■ WHAT THE TASK ASKS ■
Return the number of lines in which the word "与上年相比持平" appears; add nothing else.

----- DATASET EXTRACT -----

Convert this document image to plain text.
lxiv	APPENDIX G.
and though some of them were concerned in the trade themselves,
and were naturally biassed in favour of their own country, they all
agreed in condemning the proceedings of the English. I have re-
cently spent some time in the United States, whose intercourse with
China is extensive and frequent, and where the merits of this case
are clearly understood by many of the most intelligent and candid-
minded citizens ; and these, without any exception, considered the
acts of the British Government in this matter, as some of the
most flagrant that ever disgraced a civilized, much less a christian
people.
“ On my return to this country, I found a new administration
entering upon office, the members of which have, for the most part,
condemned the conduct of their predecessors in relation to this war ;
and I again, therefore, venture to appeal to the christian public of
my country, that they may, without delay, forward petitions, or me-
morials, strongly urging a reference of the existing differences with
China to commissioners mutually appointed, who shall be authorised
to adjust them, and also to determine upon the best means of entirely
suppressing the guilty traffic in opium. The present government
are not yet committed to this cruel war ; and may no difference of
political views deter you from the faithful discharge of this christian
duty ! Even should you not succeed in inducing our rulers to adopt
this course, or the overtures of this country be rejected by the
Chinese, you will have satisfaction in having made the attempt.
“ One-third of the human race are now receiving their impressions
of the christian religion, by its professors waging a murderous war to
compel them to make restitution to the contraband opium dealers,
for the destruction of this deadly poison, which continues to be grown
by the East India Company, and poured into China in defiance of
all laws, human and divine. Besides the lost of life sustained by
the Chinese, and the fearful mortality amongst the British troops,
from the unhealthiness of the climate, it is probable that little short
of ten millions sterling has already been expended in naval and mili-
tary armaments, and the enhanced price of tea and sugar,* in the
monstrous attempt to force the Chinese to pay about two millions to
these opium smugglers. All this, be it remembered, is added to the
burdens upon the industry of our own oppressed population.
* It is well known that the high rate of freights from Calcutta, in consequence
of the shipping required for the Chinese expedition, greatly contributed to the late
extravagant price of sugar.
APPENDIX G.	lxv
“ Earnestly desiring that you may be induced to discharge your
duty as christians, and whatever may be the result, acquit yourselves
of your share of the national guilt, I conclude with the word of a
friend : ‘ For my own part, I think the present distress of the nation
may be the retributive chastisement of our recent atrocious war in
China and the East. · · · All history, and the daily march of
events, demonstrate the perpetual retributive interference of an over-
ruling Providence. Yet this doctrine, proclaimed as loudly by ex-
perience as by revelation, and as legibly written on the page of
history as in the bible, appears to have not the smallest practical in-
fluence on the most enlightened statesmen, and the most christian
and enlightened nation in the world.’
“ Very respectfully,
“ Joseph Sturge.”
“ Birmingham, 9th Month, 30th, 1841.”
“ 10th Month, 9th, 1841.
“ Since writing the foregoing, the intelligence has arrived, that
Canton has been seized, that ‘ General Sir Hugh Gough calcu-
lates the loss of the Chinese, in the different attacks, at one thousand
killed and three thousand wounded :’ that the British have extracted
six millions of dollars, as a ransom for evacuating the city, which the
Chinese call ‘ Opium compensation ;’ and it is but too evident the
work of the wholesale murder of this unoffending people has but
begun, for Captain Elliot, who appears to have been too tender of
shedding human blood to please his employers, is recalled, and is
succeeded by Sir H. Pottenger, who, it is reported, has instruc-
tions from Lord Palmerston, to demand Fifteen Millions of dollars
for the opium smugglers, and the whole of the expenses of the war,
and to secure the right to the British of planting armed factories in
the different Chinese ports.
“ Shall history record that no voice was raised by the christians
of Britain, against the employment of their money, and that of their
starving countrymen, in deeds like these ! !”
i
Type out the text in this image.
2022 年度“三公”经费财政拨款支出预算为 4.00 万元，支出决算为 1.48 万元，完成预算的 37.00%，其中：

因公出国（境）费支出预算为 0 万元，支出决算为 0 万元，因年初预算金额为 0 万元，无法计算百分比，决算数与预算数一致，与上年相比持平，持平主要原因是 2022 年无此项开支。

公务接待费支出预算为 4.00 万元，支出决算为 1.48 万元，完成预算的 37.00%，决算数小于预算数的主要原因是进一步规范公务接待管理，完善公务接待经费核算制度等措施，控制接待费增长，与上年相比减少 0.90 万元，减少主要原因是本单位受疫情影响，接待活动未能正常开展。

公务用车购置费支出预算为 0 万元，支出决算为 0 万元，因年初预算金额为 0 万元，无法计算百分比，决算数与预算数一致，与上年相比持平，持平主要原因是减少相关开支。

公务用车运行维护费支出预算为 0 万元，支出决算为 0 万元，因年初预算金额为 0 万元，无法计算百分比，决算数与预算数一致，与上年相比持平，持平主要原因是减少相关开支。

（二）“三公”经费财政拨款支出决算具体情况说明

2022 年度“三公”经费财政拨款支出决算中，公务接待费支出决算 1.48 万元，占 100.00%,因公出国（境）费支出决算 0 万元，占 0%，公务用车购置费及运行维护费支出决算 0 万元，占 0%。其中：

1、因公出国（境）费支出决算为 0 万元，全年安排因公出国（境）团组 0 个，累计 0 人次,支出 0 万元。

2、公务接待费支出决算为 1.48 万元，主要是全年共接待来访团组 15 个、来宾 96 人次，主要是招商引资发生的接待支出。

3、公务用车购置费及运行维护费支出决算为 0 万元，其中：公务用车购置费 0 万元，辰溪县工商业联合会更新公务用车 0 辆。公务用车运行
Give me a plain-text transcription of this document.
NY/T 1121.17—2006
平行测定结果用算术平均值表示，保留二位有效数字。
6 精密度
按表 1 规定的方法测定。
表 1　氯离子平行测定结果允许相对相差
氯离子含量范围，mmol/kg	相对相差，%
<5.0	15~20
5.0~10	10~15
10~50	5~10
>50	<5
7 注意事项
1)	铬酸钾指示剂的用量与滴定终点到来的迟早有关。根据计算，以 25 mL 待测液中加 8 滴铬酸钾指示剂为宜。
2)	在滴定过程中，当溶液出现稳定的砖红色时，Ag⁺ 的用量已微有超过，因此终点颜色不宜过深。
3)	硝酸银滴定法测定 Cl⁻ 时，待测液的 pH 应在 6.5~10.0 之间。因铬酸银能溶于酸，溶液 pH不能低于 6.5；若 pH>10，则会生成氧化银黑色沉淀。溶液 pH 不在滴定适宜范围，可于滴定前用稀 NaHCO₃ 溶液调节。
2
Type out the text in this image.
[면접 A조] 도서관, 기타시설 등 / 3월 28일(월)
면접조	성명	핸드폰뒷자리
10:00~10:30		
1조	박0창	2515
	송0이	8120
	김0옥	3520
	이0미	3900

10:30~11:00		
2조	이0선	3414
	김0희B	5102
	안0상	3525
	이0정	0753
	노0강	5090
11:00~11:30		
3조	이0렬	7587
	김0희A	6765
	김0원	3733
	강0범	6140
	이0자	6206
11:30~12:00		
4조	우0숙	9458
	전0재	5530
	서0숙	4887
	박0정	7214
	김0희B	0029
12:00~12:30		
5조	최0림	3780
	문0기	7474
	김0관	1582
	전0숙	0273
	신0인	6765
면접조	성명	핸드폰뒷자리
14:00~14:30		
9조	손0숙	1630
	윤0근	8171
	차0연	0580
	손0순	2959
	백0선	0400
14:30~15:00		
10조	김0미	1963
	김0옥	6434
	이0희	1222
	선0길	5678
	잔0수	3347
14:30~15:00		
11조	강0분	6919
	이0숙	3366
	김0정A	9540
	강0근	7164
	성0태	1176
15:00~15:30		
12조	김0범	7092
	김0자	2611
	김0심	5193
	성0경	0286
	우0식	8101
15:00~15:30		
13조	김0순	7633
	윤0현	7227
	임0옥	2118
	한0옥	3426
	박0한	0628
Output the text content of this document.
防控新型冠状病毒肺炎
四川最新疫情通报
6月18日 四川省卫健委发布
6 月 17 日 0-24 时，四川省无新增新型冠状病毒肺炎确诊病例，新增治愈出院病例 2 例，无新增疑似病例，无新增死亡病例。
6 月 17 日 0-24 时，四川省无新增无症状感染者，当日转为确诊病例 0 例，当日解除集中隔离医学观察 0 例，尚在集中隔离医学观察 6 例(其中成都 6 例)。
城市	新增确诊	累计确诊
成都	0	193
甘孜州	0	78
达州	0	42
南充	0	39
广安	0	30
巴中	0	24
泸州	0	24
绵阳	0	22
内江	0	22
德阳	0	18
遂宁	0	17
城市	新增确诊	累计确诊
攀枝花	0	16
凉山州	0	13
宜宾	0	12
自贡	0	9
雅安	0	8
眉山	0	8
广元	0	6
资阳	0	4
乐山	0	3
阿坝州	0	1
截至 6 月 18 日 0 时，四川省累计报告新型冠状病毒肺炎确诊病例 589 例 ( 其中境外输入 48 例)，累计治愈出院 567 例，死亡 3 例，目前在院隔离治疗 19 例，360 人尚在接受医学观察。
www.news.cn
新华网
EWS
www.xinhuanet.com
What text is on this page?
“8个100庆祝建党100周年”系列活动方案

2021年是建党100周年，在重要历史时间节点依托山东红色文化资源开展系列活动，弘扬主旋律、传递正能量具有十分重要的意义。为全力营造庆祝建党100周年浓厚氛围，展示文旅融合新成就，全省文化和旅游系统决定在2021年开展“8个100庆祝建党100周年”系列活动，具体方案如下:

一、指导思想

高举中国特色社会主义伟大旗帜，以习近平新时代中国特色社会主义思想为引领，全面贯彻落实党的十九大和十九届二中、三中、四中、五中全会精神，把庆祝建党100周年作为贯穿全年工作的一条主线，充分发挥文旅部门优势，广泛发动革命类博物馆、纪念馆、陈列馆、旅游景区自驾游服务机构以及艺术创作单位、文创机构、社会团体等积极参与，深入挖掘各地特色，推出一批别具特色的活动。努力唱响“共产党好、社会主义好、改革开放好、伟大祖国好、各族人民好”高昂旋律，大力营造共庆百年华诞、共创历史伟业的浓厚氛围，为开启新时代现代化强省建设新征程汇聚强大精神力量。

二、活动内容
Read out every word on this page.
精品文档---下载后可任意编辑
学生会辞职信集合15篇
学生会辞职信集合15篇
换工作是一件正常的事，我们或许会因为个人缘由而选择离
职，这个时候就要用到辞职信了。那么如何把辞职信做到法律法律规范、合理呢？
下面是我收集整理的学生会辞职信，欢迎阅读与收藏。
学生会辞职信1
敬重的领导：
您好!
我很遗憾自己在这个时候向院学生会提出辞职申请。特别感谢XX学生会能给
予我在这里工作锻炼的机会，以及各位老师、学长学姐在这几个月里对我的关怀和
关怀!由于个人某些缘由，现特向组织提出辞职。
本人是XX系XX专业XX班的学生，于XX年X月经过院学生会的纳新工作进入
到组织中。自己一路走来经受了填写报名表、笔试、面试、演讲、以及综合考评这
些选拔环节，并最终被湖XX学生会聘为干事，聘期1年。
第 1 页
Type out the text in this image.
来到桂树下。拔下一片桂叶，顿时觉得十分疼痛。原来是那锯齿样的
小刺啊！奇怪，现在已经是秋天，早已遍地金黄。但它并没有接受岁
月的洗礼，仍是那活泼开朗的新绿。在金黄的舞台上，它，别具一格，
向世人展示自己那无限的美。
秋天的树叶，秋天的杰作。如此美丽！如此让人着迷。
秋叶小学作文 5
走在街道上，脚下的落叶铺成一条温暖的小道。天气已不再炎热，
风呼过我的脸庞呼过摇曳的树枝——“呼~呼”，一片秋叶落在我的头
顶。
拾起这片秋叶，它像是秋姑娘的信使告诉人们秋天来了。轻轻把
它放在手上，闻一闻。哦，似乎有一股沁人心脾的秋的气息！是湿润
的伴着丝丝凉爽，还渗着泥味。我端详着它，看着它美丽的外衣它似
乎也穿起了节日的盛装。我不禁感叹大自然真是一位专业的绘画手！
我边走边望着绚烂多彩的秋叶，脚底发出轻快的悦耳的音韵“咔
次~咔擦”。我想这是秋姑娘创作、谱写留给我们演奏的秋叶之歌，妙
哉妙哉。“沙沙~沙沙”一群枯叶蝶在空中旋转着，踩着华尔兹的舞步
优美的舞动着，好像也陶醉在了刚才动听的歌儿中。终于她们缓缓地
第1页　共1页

-----

■ RESPONSE TO THIS TASK ■
3